> _SELECTED TEXT_:

--*--

We now know that, yes, the NSA was behind the chosen numbers. We know because mathematicians figured out that the person who generated the numbers had the opportunity to insert a backdoor into the algorithm. And now, thanks to the Edward Snowden revelations, we know that the NSA did, indeed, take that opportunity. The algorithm, published and certified by NIST to be secure, had a gaping hole put there by design. Three decades after NSA tweaked DES to make it more secure, it did precisely the opposite with Dual_EC_BCRG.
Those leaked memos show that the National Security Agency has been systematically finding flaws — and creating them — in the cryptographic protocols that all internet commerce relies upon: HTTPS, SSH, SSL, PPTP, and many many more. Nobody in the cryptographic community knows for sure what’s secure and what’s been subtly undermined by the agency. There’s even evidence that the NSA, or an attacker as sophisticated as the NSA, has tried to stick cleverly-camouflaged backdoors into open-source software.

--*--

> _JOBS_:
- a) Answer these questions from the passage on NSA backdoors:
(i) Which body published the algorithm and certified it as secure?
(ii) How long before its work on Dual_EC_BCRG did the NSA tweak DES to make it more secure?
(iii) Which cryptographic protocols does the passage name as ones that all internet commerce relies upon?
- b) Copy out the records from the line containing "88, 69, 98]" down to the line containing "762, 693, 772]", including both of those lines.

(Records drawn from a collection)
--*--

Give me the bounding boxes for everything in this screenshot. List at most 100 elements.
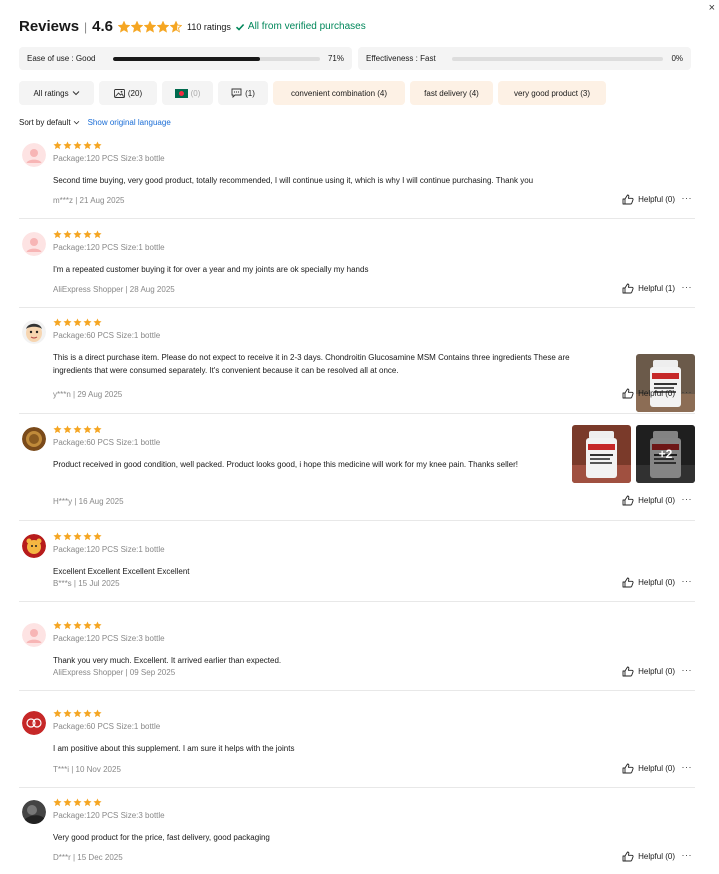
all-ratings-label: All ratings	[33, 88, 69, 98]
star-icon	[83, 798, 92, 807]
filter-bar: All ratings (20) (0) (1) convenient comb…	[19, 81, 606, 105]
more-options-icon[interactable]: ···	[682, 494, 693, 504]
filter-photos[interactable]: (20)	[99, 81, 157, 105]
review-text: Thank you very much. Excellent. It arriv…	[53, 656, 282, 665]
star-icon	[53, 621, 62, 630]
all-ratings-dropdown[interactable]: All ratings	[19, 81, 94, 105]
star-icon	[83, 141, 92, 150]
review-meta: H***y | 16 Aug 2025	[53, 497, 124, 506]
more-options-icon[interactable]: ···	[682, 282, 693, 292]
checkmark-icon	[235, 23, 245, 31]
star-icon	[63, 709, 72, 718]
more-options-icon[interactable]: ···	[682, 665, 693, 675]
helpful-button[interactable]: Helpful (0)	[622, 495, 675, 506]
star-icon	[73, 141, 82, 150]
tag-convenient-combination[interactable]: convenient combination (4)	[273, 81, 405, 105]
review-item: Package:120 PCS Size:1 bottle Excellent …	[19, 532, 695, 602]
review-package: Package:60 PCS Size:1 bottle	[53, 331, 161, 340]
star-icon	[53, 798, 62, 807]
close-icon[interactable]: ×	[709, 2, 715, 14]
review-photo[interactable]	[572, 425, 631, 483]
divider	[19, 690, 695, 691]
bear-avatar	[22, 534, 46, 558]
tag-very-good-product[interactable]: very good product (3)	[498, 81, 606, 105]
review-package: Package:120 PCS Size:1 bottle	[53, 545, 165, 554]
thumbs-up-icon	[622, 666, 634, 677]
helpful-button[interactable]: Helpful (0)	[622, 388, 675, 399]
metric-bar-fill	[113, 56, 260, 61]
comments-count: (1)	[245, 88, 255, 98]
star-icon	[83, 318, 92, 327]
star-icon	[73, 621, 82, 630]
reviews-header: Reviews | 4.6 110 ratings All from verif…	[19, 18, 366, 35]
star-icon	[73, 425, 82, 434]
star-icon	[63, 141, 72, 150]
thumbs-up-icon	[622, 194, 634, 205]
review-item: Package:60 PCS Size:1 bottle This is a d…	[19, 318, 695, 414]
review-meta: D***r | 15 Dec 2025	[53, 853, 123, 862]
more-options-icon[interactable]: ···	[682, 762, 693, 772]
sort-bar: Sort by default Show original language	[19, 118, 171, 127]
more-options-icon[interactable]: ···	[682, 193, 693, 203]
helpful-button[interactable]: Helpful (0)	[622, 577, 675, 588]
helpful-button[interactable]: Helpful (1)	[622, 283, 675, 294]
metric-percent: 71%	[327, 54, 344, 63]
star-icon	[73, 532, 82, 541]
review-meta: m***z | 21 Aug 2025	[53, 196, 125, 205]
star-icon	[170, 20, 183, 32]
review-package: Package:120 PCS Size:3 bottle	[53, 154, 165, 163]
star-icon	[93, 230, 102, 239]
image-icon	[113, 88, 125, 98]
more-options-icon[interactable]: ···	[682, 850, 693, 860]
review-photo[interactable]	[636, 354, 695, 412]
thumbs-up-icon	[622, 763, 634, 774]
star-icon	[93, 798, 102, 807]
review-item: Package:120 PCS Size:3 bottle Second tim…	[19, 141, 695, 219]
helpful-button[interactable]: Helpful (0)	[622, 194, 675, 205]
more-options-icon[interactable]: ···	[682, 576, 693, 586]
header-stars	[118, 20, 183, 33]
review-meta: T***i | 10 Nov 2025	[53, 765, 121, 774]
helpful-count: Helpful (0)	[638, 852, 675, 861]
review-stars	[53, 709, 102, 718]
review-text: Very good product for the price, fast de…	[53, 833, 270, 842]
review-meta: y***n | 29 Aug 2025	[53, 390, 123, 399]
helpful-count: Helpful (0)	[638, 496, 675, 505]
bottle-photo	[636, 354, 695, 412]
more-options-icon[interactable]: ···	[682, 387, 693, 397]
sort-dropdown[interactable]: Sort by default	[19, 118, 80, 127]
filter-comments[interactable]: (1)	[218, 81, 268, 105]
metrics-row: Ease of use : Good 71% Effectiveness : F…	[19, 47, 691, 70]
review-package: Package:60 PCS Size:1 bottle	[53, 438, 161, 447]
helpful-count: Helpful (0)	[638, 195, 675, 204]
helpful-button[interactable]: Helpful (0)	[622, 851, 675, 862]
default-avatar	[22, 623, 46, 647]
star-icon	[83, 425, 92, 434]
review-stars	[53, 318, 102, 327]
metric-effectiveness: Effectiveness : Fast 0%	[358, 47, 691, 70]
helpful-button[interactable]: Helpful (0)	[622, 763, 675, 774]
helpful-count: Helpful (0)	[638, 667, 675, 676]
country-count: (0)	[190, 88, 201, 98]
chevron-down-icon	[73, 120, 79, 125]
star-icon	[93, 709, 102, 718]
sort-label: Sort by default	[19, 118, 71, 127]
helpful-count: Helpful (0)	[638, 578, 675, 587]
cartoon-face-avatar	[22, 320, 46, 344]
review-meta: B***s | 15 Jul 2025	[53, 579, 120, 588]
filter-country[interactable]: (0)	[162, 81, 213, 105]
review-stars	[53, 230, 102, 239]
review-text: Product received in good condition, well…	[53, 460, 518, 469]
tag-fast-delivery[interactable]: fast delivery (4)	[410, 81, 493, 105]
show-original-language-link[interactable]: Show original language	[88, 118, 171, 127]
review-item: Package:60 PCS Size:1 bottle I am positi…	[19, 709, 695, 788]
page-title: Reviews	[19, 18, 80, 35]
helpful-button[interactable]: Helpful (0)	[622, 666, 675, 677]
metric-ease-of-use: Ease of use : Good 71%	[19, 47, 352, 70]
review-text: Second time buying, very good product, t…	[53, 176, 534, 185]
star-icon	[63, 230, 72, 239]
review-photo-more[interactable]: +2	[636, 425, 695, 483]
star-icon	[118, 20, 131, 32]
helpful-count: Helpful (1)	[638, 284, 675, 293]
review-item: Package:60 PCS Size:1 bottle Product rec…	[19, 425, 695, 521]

--*--

> _SOLUTIONS TO THE PROBLEMS_:
- a)
(i) NIST
(ii) Three decades
(iii) HTTPS, SSH, SSL, and PPTP, along with many more

- b)
all-ratings-label: All ratings	[33, 88, 69, 98]
star-icon	[83, 798, 92, 807]
filter-bar: All ratings (20) (0) (1) convenient comb…	[19, 81, 606, 105]
more-options-icon[interactable]: ···	[682, 494, 693, 504]
filter-photos[interactable]: (20)	[99, 81, 157, 105]
review-text: Thank you very much. Excellent. It arriv…	[53, 656, 282, 665]
star-icon	[53, 621, 62, 630]
all-ratings-dropdown[interactable]: All ratings	[19, 81, 94, 105]
star-icon	[83, 141, 92, 150]
review-meta: H***y | 16 Aug 2025	[53, 497, 124, 506]
more-options-icon[interactable]: ···	[682, 282, 693, 292]
checkmark-icon	[235, 23, 245, 31]
star-icon	[63, 709, 72, 718]
more-options-icon[interactable]: ···	[682, 665, 693, 675]
helpful-button[interactable]: Helpful (0)	[622, 495, 675, 506]
star-icon	[73, 141, 82, 150]
tag-convenient-combination[interactable]: convenient combination (4)	[273, 81, 405, 105]
review-item: Package:120 PCS Size:1 bottle Excellent …	[19, 532, 695, 602]
review-package: Package:60 PCS Size:1 bottle	[53, 331, 161, 340]
star-icon	[53, 798, 62, 807]
close-icon[interactable]: ×	[709, 2, 715, 14]
review-photo[interactable]	[572, 425, 631, 483]
divider	[19, 690, 695, 691]
bear-avatar	[22, 534, 46, 558]
tag-very-good-product[interactable]: very good product (3)	[498, 81, 606, 105]
review-package: Package:120 PCS Size:1 bottle	[53, 545, 165, 554]
thumbs-up-icon	[622, 666, 634, 677]
helpful-button[interactable]: Helpful (0)	[622, 388, 675, 399]
metric-bar-fill	[113, 56, 260, 61]
comments-count: (1)	[245, 88, 255, 98]
star-icon	[83, 318, 92, 327]
star-icon	[73, 621, 82, 630]
reviews-header: Reviews | 4.6 110 ratings All from verif…	[19, 18, 366, 35]
star-icon	[73, 425, 82, 434]
star-icon	[63, 141, 72, 150]
thumbs-up-icon	[622, 194, 634, 205]
review-item: Package:60 PCS Size:1 bottle This is a d…	[19, 318, 695, 414]
review-meta: D***r | 15 Dec 2025	[53, 853, 123, 862]
more-options-icon[interactable]: ···	[682, 762, 693, 772]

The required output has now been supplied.